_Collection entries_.

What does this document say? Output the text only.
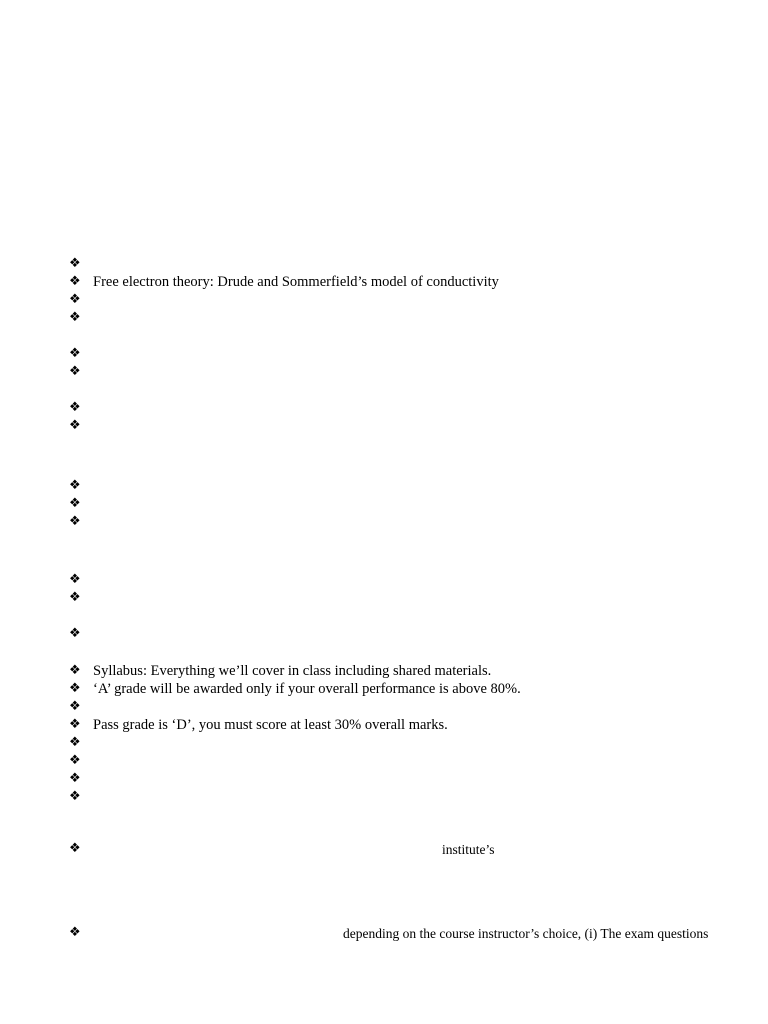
❖
❖ Free electron theory: Drude and Sommerfield’s model of conductivity
❖
❖
❖
❖
❖
❖
❖
❖
❖
❖
❖
❖
❖ Syllabus: Everything we’ll cover in class including shared materials.
❖ ‘A’ grade will be awarded only if your overall performance is above 80%.
❖
❖ Pass grade is ‘D’, you must score at least 30% overall marks.
❖
❖
❖
❖
❖	institute’s
❖	depending on the course instructor’s choice, (i) The exam questions
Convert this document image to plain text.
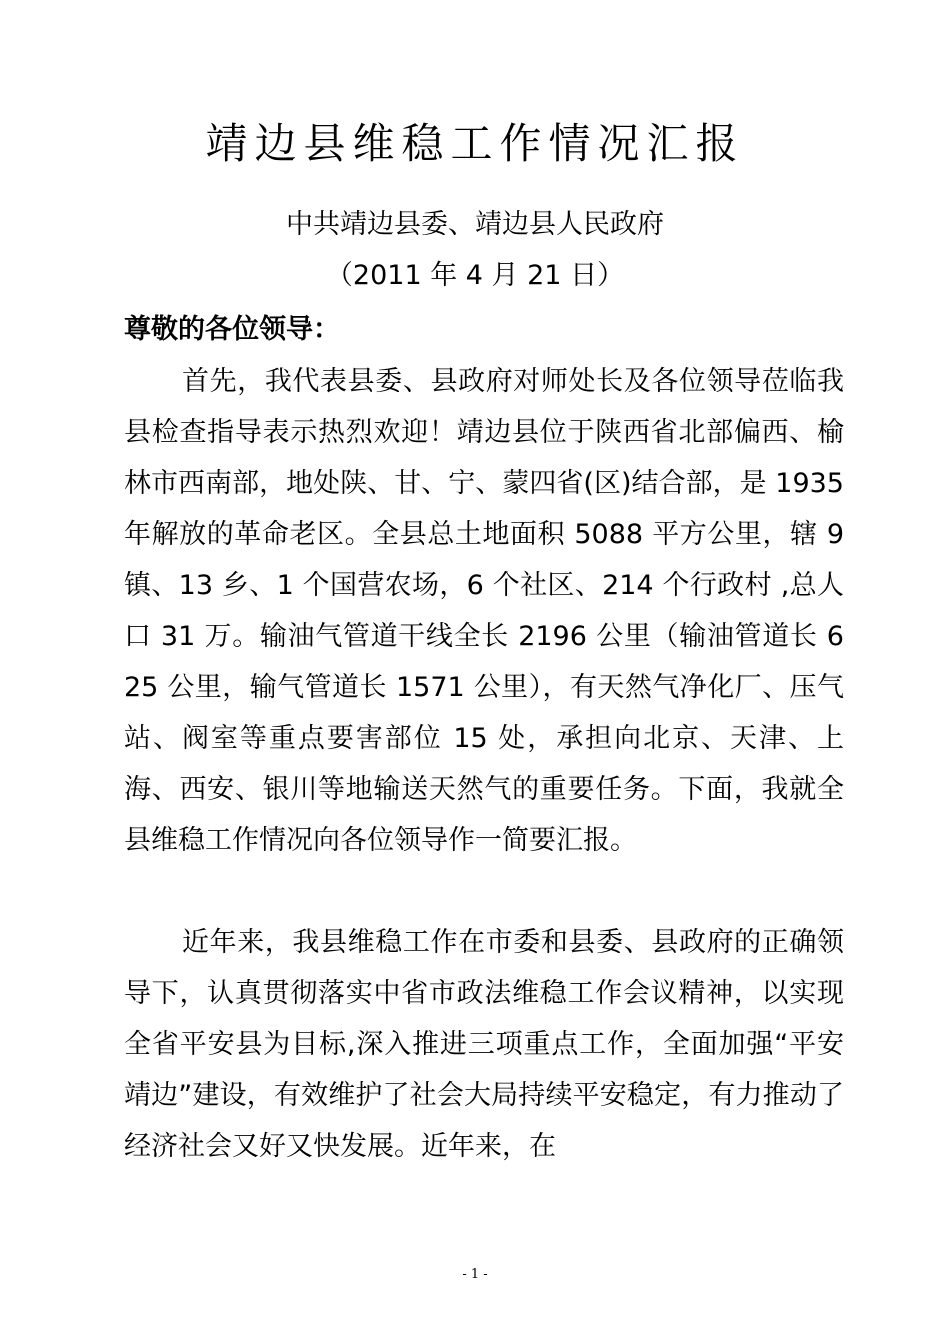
靖边县维稳工作情况汇报
中共靖边县委、靖边县人民政府
（2011 年 4 月 21 日）
尊敬的各位领导：

首先，我代表县委、县政府对师处长及各位领导莅临我县检查指导表示热烈欢迎！靖边县位于陕西省北部偏西、榆林市西南部，地处陕、甘、宁、蒙四省(区)结合部，是 1935 年解放的革命老区。全县总土地面积 5088 平方公里，辖 9 镇、13 乡、1 个国营农场，6 个社区、214 个行政村 ,总人口 31 万。输油气管道干线全长 2196 公里（输油管道长 625 公里，输气管道长 1571 公里），有天然气净化厂、压气站、阀室等重点要害部位 15 处，承担向北京、天津、上海、西安、银川等地输送天然气的重要任务。下面，我就全县维稳工作情况向各位领导作一简要汇报。

近年来，我县维稳工作在市委和县委、县政府的正确领导下，认真贯彻落实中省市政法维稳工作会议精神，以实现全省平安县为目标,深入推进三项重点工作，全面加强“平安靖边”建设，有效维护了社会大局持续平安稳定，有力推动了经济社会又好又快发展。近年来，在

- 1 -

_Exercise task_.
Where a line holds "overall", copy that line.

_Task response_.
❖ ‘A’ grade will be awarded only if your overall performance is above 80%.
❖ Pass grade is ‘D’, you must score at least 30% overall marks.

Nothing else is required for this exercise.